(MATERIAL FOR THIS EXERCISE):
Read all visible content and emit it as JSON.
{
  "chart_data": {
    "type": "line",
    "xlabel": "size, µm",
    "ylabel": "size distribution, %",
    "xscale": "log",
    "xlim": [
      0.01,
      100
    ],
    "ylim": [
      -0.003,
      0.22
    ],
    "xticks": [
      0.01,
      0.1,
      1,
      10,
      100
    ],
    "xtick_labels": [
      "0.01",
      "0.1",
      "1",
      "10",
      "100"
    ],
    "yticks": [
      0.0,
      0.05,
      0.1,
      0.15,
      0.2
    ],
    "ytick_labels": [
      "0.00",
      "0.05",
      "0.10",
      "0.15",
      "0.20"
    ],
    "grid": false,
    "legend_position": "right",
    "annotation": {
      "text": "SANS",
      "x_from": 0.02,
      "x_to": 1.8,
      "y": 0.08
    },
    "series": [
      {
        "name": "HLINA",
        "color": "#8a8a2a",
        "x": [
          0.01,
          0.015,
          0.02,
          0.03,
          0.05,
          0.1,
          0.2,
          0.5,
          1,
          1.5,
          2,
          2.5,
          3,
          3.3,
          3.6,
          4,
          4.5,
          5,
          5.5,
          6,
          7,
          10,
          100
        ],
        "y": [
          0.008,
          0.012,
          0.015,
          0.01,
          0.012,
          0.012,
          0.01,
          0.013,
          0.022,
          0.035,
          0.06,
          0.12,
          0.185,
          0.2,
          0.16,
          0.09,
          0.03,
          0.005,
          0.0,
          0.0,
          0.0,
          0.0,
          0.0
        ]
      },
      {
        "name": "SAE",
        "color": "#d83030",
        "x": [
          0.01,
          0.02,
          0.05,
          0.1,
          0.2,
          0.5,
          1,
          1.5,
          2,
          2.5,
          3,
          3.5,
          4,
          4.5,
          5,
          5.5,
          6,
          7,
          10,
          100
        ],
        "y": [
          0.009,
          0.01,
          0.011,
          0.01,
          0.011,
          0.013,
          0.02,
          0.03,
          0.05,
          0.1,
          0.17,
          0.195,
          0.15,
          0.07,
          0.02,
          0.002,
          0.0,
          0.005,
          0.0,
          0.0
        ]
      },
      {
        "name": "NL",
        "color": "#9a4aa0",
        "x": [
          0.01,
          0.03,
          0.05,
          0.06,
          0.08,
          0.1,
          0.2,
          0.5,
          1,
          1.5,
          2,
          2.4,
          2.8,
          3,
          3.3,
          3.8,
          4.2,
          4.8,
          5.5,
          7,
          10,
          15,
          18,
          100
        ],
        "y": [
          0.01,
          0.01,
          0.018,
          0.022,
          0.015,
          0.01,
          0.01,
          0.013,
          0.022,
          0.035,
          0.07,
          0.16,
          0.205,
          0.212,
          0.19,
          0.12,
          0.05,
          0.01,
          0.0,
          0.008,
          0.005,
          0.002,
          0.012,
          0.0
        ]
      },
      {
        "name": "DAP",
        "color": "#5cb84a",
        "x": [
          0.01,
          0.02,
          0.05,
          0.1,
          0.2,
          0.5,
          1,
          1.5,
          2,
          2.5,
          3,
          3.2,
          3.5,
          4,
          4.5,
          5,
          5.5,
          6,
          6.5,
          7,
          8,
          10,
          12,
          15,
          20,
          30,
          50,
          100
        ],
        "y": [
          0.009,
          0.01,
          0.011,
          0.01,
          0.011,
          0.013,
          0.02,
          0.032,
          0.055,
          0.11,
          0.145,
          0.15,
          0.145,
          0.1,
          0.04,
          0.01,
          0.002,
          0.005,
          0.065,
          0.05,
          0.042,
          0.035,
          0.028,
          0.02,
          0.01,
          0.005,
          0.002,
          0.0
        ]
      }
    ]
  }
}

(DIRECTION):
Return the lines above exactly, keeping every word.

(REPLY TO THE TASK):
Read all visible content and emit it as JSON.
{
  "chart_data": {
    "type": "line",
    "xlabel": "size, µm",
    "ylabel": "size distribution, %",
    "xscale": "log",
    "xlim": [
      0.01,
      100
    ],
    "ylim": [
      -0.003,
      0.22
    ],
    "xticks": [
      0.01,
      0.1,
      1,
      10,
      100
    ],
    "xtick_labels": [
      "0.01",
      "0.1",
      "1",
      "10",
      "100"
    ],
    "yticks": [
      0.0,
      0.05,
      0.1,
      0.15,
      0.2
    ],
    "ytick_labels": [
      "0.00",
      "0.05",
      "0.10",
      "0.15",
      "0.20"
    ],
    "grid": false,
    "legend_position": "right",
    "annotation": {
      "text": "SANS",
      "x_from": 0.02,
      "x_to": 1.8,
      "y": 0.08
    },
    "series": [
      {
        "name": "HLINA",
        "color": "#8a8a2a",
        "x": [
          0.01,
          0.015,
          0.02,
          0.03,
          0.05,
          0.1,
          0.2,
          0.5,
          1,
          1.5,
          2,
          2.5,
          3,
          3.3,
          3.6,
          4,
          4.5,
          5,
          5.5,
          6,
          7,
          10,
          100
        ],
        "y": [
          0.008,
          0.012,
          0.015,
          0.01,
          0.012,
          0.012,
          0.01,
          0.013,
          0.022,
          0.035,
          0.06,
          0.12,
          0.185,
          0.2,
          0.16,
          0.09,
          0.03,
          0.005,
          0.0,
          0.0,
          0.0,
          0.0,
          0.0
        ]
      },
      {
        "name": "SAE",
        "color": "#d83030",
        "x": [
          0.01,
          0.02,
          0.05,
          0.1,
          0.2,
          0.5,
          1,
          1.5,
          2,
          2.5,
          3,
          3.5,
          4,
          4.5,
          5,
          5.5,
          6,
          7,
          10,
          100
        ],
        "y": [
          0.009,
          0.01,
          0.011,
          0.01,
          0.011,
          0.013,
          0.02,
          0.03,
          0.05,
          0.1,
          0.17,
          0.195,
          0.15,
          0.07,
          0.02,
          0.002,
          0.0,
          0.005,
          0.0,
          0.0
        ]
      },
      {
        "name": "NL",
        "color": "#9a4aa0",
        "x": [
          0.01,
          0.03,
          0.05,
          0.06,
          0.08,
          0.1,
          0.2,
          0.5,
          1,
          1.5,
          2,
          2.4,
          2.8,
          3,
          3.3,
          3.8,
          4.2,
          4.8,
          5.5,
          7,
          10,
          15,
          18,
          100
        ],
        "y": [
          0.01,
          0.01,
          0.018,
          0.022,
          0.015,
          0.01,
          0.01,
          0.013,
          0.022,
          0.035,
          0.07,
          0.16,
          0.205,
          0.212,
          0.19,
          0.12,
          0.05,
          0.01,
          0.0,
          0.008,
          0.005,
          0.002,
          0.012,
          0.0
        ]
      },
      {
        "name": "DAP",
        "color": "#5cb84a",
        "x": [
          0.01,
          0.02,
          0.05,
          0.1,
          0.2,
          0.5,
          1,
          1.5,
          2,
          2.5,
          3,
          3.2,
          3.5,
          4,
          4.5,
          5,
          5.5,
          6,
          6.5,
          7,
          8,
          10,
          12,
          15,
          20,
          30,
          50,
          100
        ],
        "y": [
          0.009,
          0.01,
          0.011,
          0.01,
          0.011,
          0.013,
          0.02,
          0.032,
          0.055,
          0.11,
          0.145,
          0.15,
          0.145,
          0.1,
          0.04,
          0.01,
          0.002,
          0.005,
          0.065,
          0.05,
          0.042,
          0.035,
          0.028,
          0.02,
          0.01,
          0.005,
          0.002,
          0.0
        ]
      }
    ]
  }
}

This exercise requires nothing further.